> Given problem:
Copy the part of the items that opens with the line containing "Localize all elements." and closes with the line containing "Bar <box>222 382 276 395</box>", keeping every line unchanged.
# Start of Material to process
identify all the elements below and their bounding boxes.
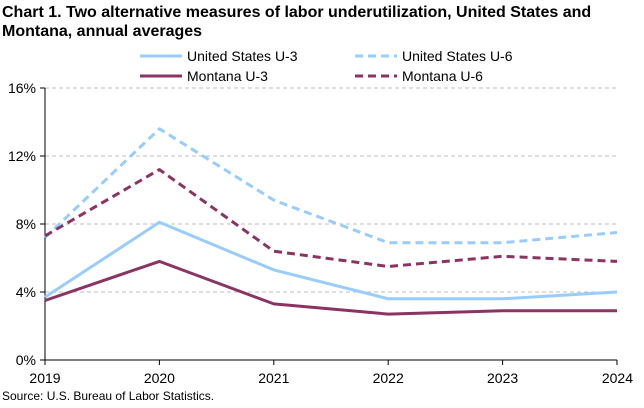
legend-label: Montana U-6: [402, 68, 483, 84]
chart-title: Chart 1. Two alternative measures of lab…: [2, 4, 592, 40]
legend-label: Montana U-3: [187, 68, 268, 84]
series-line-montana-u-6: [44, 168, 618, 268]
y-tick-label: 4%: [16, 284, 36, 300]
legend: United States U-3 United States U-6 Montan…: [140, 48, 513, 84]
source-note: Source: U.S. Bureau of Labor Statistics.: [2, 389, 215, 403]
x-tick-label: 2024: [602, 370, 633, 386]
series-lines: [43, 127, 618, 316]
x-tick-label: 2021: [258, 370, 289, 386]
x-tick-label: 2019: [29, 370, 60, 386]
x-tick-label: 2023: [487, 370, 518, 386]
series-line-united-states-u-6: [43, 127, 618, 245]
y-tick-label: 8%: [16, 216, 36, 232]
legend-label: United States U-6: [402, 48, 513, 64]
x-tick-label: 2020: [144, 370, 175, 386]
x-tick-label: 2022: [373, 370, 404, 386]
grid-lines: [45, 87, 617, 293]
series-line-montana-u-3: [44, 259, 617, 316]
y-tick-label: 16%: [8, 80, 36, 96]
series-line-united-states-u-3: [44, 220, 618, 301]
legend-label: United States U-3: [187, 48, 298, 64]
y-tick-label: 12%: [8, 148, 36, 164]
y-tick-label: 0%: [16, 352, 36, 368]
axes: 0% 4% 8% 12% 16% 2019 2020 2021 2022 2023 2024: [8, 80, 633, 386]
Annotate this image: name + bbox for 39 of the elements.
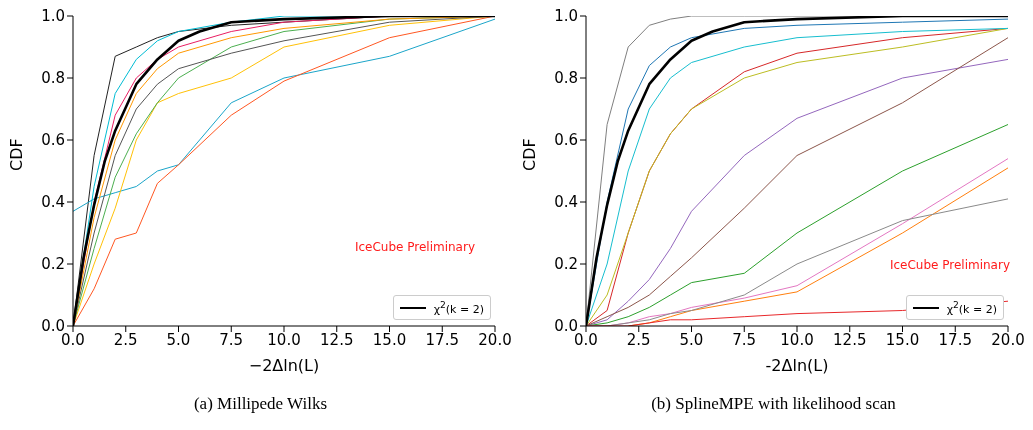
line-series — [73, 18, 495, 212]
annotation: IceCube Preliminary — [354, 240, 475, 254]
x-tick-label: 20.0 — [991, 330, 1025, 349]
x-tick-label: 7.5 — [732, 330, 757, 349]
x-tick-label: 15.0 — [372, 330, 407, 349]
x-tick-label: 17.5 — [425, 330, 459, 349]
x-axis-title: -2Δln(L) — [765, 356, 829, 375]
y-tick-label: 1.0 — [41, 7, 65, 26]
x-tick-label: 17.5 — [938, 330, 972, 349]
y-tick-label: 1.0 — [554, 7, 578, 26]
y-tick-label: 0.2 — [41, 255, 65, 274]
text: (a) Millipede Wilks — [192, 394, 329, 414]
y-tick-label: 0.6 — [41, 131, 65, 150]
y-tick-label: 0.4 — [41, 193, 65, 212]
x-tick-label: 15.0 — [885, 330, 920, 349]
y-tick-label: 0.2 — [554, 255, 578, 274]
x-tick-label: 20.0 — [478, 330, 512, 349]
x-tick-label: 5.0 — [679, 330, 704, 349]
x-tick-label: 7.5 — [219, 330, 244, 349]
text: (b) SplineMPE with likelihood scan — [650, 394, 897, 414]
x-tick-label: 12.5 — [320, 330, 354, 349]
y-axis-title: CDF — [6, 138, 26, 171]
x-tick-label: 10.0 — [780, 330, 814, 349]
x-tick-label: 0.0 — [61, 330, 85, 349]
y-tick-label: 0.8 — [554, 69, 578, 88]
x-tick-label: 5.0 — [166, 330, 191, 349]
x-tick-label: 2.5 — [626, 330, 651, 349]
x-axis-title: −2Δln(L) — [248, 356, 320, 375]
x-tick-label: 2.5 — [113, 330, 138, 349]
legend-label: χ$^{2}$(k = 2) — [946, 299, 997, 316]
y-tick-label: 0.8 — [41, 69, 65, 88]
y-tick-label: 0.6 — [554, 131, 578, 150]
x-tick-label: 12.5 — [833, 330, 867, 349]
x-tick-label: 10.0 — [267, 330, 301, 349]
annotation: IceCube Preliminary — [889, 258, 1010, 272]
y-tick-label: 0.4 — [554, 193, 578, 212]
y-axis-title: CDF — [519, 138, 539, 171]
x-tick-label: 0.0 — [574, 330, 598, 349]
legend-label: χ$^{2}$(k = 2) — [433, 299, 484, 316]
# End of Material to process
# Start of Material to process
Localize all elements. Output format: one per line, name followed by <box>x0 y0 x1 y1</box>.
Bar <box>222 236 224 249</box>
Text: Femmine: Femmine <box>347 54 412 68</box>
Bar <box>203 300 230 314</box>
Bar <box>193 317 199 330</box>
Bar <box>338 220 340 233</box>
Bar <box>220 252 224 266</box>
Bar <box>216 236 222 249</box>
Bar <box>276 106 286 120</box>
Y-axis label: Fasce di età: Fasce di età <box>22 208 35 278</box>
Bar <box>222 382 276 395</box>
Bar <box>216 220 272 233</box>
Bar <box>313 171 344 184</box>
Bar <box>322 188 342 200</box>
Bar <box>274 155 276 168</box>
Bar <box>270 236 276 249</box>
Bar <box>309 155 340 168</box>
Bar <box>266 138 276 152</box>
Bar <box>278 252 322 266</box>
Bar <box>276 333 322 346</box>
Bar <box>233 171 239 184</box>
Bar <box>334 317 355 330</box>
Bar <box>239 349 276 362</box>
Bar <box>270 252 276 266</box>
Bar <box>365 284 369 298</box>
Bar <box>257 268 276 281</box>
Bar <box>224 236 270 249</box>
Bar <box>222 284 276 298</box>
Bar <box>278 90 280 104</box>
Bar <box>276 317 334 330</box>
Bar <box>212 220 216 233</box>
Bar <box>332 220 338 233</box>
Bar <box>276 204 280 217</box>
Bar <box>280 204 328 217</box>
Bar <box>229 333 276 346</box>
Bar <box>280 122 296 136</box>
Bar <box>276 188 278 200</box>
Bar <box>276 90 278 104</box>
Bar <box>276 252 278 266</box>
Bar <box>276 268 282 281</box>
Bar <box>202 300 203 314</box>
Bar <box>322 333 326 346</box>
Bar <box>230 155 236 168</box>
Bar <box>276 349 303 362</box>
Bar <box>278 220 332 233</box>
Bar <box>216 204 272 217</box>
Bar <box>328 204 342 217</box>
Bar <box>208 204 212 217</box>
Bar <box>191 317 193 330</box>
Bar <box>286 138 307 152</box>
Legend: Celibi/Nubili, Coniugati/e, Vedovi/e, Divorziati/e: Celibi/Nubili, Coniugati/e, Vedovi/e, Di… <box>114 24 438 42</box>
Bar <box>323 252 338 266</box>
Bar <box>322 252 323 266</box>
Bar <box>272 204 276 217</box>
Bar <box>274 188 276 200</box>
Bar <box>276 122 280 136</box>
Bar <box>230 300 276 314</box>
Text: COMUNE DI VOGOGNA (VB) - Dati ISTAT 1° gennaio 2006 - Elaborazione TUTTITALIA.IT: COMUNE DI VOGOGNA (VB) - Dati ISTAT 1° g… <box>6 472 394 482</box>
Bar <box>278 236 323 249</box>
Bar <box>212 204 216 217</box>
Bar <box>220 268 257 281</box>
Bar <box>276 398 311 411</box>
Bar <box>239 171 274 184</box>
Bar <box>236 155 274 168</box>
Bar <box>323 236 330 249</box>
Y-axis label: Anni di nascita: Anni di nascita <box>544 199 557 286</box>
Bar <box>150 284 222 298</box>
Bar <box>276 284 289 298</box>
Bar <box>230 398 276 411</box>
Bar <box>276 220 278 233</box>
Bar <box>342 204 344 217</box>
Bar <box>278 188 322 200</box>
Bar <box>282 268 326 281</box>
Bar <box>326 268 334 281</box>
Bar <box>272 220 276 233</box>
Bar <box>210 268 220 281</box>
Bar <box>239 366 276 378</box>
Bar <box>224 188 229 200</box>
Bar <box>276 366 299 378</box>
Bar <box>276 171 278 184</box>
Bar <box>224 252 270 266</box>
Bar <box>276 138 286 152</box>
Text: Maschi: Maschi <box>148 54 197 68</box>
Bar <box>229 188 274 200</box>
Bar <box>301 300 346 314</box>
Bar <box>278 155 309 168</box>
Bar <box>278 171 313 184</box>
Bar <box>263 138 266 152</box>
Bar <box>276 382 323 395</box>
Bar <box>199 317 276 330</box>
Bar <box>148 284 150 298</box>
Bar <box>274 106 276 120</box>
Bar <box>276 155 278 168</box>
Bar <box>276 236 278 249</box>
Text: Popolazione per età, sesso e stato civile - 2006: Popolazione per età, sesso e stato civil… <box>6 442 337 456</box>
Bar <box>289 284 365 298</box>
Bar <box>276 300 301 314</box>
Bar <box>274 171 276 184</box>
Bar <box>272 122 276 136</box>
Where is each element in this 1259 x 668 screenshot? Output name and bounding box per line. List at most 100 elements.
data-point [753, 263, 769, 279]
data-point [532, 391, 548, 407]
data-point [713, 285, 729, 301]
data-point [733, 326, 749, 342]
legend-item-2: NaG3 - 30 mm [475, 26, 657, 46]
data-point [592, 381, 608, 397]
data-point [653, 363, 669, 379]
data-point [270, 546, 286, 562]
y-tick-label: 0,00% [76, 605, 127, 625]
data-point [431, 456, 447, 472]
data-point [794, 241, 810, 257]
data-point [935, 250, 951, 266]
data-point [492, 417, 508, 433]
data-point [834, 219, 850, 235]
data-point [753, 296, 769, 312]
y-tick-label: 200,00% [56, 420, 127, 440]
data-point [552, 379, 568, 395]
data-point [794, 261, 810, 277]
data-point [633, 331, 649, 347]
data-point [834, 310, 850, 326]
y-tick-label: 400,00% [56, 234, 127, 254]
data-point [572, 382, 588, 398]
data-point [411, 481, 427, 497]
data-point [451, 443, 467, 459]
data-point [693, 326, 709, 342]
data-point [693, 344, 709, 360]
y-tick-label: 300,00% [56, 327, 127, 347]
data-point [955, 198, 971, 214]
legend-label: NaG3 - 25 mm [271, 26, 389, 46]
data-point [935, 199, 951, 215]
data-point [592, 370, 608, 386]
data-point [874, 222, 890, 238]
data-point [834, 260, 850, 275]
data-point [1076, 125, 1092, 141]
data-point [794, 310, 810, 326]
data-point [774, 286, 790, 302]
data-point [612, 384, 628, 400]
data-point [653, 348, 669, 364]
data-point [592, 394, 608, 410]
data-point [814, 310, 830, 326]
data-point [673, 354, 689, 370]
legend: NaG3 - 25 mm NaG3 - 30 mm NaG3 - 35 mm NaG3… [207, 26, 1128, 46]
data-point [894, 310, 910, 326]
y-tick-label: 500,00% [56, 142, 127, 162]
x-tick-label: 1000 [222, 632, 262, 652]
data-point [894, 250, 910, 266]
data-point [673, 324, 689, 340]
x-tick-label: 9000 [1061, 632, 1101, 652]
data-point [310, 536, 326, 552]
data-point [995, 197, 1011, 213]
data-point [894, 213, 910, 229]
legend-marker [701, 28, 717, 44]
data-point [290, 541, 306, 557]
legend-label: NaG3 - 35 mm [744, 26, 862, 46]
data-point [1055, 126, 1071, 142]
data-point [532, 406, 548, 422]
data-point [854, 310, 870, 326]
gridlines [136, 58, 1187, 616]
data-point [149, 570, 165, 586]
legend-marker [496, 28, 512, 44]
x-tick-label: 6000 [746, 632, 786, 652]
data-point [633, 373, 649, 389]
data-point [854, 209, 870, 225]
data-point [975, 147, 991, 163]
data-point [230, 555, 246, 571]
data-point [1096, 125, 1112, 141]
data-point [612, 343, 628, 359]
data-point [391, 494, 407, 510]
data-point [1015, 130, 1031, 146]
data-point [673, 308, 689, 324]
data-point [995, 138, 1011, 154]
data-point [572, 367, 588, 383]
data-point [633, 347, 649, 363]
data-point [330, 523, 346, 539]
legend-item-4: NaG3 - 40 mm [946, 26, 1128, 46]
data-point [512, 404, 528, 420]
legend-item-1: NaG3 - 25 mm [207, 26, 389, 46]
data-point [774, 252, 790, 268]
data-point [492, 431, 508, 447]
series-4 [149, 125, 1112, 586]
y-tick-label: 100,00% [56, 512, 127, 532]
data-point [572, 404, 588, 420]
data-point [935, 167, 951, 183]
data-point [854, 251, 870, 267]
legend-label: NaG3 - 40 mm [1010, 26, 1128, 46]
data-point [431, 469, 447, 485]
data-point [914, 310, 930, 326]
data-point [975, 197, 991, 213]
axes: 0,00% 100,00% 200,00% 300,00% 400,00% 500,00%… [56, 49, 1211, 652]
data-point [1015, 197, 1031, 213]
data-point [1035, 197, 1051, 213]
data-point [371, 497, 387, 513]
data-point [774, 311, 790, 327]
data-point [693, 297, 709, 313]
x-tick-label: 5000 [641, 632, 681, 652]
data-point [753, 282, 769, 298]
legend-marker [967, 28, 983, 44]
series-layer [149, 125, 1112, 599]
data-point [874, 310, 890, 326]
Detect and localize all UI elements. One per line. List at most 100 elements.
# End of Material to process
> The completed task:
Localize all elements. Output format: one per line, name followed by <box>x0 y0 x1 y1</box>.
Bar <box>222 236 224 249</box>
Text: Femmine: Femmine <box>347 54 412 68</box>
Bar <box>203 300 230 314</box>
Bar <box>193 317 199 330</box>
Bar <box>338 220 340 233</box>
Bar <box>220 252 224 266</box>
Bar <box>216 236 222 249</box>
Bar <box>276 106 286 120</box>
Y-axis label: Fasce di età: Fasce di età <box>22 208 35 278</box>
Bar <box>222 382 276 395</box>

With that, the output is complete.